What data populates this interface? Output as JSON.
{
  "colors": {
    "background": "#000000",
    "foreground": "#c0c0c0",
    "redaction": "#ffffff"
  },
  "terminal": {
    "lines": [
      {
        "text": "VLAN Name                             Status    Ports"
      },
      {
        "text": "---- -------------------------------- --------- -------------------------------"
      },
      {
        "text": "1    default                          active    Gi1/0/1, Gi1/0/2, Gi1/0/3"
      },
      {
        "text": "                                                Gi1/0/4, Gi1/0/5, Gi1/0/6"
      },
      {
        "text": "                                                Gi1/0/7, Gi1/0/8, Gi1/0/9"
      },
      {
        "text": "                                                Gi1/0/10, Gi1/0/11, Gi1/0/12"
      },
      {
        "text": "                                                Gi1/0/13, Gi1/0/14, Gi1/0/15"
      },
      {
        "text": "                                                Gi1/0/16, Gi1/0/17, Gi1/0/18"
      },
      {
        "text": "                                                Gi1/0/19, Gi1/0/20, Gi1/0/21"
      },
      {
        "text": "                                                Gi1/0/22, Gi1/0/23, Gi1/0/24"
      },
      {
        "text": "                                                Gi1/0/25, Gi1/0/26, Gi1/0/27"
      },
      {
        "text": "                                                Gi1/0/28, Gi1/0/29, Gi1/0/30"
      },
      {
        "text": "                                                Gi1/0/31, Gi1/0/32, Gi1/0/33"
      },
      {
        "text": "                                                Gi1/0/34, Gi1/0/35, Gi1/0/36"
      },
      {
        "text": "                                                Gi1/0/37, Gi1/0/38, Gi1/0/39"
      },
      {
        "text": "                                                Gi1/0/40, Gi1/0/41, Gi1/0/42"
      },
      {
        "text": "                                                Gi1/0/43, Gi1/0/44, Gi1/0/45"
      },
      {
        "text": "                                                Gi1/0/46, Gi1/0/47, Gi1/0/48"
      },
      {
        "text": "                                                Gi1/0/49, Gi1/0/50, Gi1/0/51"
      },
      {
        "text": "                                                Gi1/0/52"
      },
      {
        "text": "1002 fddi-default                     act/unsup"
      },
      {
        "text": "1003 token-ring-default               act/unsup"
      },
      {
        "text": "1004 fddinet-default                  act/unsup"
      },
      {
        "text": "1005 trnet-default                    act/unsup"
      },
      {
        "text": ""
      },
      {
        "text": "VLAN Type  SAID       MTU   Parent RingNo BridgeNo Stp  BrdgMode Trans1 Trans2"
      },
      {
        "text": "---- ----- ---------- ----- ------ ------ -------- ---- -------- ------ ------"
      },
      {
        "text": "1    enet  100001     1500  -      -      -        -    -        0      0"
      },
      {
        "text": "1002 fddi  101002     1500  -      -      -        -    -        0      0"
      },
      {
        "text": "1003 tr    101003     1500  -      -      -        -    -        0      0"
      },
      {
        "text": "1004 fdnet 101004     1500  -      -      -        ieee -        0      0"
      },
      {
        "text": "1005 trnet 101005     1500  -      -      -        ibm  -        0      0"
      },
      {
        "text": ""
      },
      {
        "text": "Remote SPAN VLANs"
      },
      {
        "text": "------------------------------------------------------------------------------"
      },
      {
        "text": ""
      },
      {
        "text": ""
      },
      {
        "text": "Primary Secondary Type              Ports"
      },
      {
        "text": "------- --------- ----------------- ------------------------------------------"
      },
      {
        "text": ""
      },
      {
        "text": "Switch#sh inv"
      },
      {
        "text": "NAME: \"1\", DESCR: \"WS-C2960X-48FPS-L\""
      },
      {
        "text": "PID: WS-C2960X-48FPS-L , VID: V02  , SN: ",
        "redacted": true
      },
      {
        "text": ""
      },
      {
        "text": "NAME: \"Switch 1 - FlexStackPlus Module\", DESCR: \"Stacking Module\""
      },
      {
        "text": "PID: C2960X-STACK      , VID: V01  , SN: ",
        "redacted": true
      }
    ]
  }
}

------------

### [Prompt]
Using the material above, gather every line that includes "DESCR".

### [Result]
        "text": "NAME: \"1\", DESCR: \"WS-C2960X-48FPS-L\""
        "text": "NAME: \"Switch 1 - FlexStackPlus Module\", DESCR: \"Stacking Module\""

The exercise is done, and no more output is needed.